* **SET PROBLEM**
Leaving the pictures aside, transcribe every line below exactly.

* **EXCERPTED DATA**

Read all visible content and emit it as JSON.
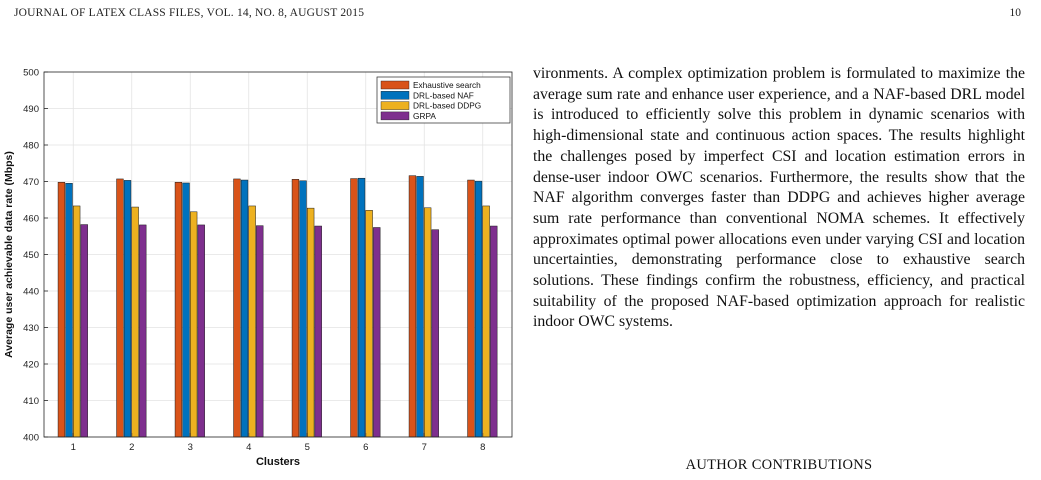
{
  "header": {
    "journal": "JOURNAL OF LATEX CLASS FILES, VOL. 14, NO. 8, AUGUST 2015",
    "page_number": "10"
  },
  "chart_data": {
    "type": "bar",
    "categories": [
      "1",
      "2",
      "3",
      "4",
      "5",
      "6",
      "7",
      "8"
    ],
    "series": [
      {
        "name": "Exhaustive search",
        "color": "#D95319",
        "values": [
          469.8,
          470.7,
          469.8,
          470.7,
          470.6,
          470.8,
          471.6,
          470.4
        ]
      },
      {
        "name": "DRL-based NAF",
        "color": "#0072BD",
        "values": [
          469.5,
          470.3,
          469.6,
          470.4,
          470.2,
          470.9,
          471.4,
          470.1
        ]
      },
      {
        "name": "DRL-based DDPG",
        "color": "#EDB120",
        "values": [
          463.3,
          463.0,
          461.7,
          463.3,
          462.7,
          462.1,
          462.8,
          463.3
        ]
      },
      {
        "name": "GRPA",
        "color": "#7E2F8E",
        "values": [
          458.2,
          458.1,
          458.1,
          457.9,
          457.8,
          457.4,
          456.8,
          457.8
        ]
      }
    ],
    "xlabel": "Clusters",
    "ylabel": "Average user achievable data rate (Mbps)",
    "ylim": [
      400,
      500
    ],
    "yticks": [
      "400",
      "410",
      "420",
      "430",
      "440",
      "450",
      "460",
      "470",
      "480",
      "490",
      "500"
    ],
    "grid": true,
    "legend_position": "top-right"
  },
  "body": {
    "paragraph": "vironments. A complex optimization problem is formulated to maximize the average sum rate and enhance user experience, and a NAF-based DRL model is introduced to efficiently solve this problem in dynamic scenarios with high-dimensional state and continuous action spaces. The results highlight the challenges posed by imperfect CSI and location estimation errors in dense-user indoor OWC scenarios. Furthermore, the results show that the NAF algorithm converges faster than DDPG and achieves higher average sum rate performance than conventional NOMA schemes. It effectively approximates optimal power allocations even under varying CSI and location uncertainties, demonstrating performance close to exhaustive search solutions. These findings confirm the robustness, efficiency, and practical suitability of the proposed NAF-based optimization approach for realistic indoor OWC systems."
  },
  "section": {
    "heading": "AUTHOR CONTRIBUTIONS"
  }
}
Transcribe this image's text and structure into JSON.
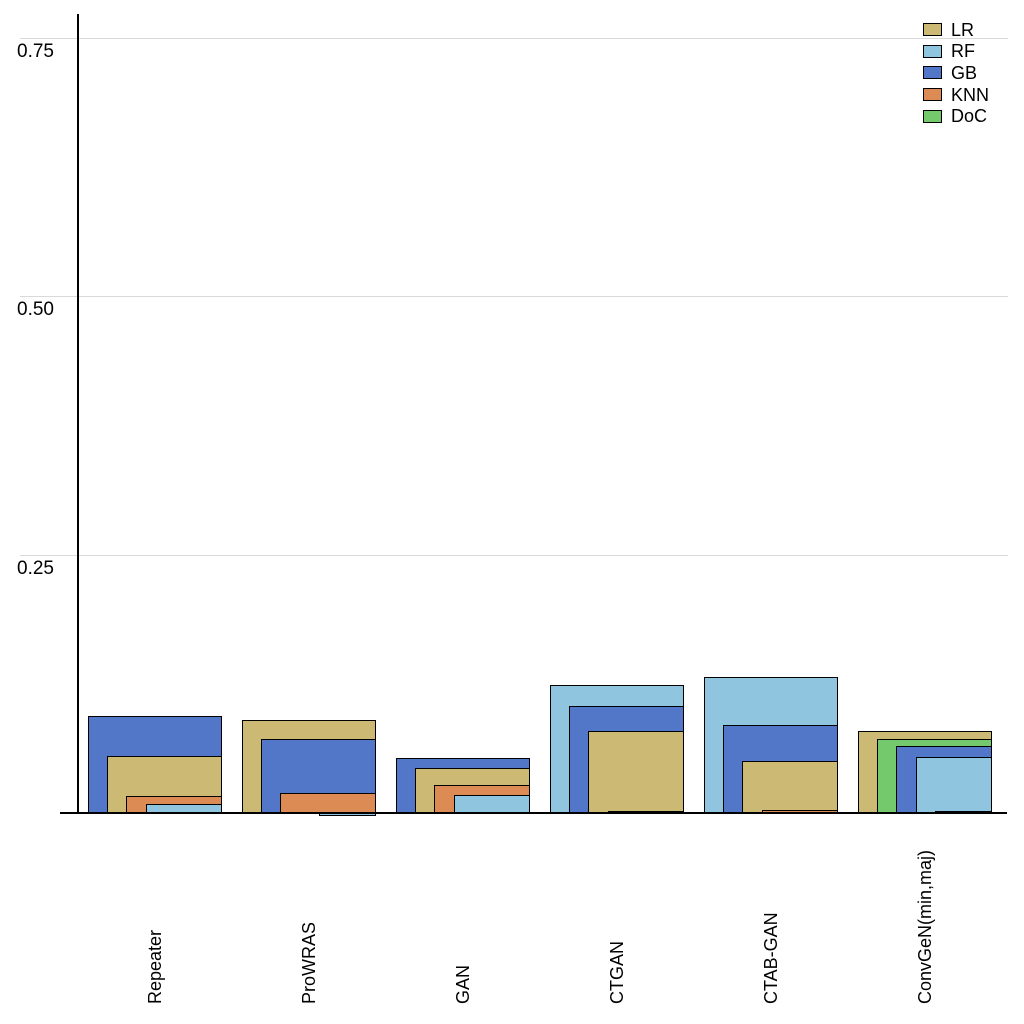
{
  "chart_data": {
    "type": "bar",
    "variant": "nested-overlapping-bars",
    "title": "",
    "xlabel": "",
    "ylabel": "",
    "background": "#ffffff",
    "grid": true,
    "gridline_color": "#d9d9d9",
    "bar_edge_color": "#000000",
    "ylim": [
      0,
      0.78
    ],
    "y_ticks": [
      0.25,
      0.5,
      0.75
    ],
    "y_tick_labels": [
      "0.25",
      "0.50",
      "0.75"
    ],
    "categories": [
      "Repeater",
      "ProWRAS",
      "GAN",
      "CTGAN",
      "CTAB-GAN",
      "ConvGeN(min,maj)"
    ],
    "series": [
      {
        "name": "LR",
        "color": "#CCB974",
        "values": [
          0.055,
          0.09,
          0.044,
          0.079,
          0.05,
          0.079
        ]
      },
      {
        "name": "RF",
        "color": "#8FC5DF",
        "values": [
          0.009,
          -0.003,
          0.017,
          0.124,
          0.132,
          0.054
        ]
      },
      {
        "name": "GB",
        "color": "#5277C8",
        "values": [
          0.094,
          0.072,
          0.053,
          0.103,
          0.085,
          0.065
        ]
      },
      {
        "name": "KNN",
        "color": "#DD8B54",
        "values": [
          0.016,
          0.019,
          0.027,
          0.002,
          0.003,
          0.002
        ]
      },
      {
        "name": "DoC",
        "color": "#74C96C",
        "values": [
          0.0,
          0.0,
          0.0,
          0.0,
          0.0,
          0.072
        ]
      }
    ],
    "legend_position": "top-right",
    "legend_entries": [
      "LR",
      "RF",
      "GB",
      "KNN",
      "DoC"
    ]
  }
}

* **SOLUTION TO THIS TASK**
Read all visible content and emit it as JSON.
{
  "header": {
    "journal": "JOURNAL OF LATEX CLASS FILES, VOL. 14, NO. 8, AUGUST 2015",
    "page_number": "10"
  },
  "chart_data": {
    "type": "bar",
    "categories": [
      "1",
      "2",
      "3",
      "4",
      "5",
      "6",
      "7",
      "8"
    ],
    "series": [
      {
        "name": "Exhaustive search",
        "color": "#D95319",
        "values": [
          469.8,
          470.7,
          469.8,
          470.7,
          470.6,
          470.8,
          471.6,
          470.4
        ]
      },
      {
        "name": "DRL-based NAF",
        "color": "#0072BD",
        "values": [
          469.5,
          470.3,
          469.6,
          470.4,
          470.2,
          470.9,
          471.4,
          470.1
        ]
      },
      {
        "name": "DRL-based DDPG",
        "color": "#EDB120",
        "values": [
          463.3,
          463.0,
          461.7,
          463.3,
          462.7,
          462.1,
          462.8,
          463.3
        ]
      },
      {
        "name": "GRPA",
        "color": "#7E2F8E",
        "values": [
          458.2,
          458.1,
          458.1,
          457.9,
          457.8,
          457.4,
          456.8,
          457.8
        ]
      }
    ],
    "xlabel": "Clusters",
    "ylabel": "Average user achievable data rate (Mbps)",
    "ylim": [
      400,
      500
    ],
    "yticks": [
      "400",
      "410",
      "420",
      "430",
      "440",
      "450",
      "460",
      "470",
      "480",
      "490",
      "500"
    ],
    "grid": true,
    "legend_position": "top-right"
  },
  "body": {
    "paragraph": "vironments. A complex optimization problem is formulated to maximize the average sum rate and enhance user experience, and a NAF-based DRL model is introduced to efficiently solve this problem in dynamic scenarios with high-dimensional state and continuous action spaces. The results highlight the challenges posed by imperfect CSI and location estimation errors in dense-user indoor OWC scenarios. Furthermore, the results show that the NAF algorithm converges faster than DDPG and achieves higher average sum rate performance than conventional NOMA schemes. It effectively approximates optimal power allocations even under varying CSI and location uncertainties, demonstrating performance close to exhaustive search solutions. These findings confirm the robustness, efficiency, and practical suitability of the proposed NAF-based optimization approach for realistic indoor OWC systems."
  },
  "section": {
    "heading": "AUTHOR CONTRIBUTIONS"
  }
}
Transcribe this image's text and structure into JSON.
{
  "chart_data": {
    "type": "bar",
    "variant": "nested-overlapping-bars",
    "title": "",
    "xlabel": "",
    "ylabel": "",
    "background": "#ffffff",
    "grid": true,
    "gridline_color": "#d9d9d9",
    "bar_edge_color": "#000000",
    "ylim": [
      0,
      0.78
    ],
    "y_ticks": [
      0.25,
      0.5,
      0.75
    ],
    "y_tick_labels": [
      "0.25",
      "0.50",
      "0.75"
    ],
    "categories": [
      "Repeater",
      "ProWRAS",
      "GAN",
      "CTGAN",
      "CTAB-GAN",
      "ConvGeN(min,maj)"
    ],
    "series": [
      {
        "name": "LR",
        "color": "#CCB974",
        "values": [
          0.055,
          0.09,
          0.044,
          0.079,
          0.05,
          0.079
        ]
      },
      {
        "name": "RF",
        "color": "#8FC5DF",
        "values": [
          0.009,
          -0.003,
          0.017,
          0.124,
          0.132,
          0.054
        ]
      },
      {
        "name": "GB",
        "color": "#5277C8",
        "values": [
          0.094,
          0.072,
          0.053,
          0.103,
          0.085,
          0.065
        ]
      },
      {
        "name": "KNN",
        "color": "#DD8B54",
        "values": [
          0.016,
          0.019,
          0.027,
          0.002,
          0.003,
          0.002
        ]
      },
      {
        "name": "DoC",
        "color": "#74C96C",
        "values": [
          0.0,
          0.0,
          0.0,
          0.0,
          0.0,
          0.072
        ]
      }
    ],
    "legend_position": "top-right",
    "legend_entries": [
      "LR",
      "RF",
      "GB",
      "KNN",
      "DoC"
    ]
  }
}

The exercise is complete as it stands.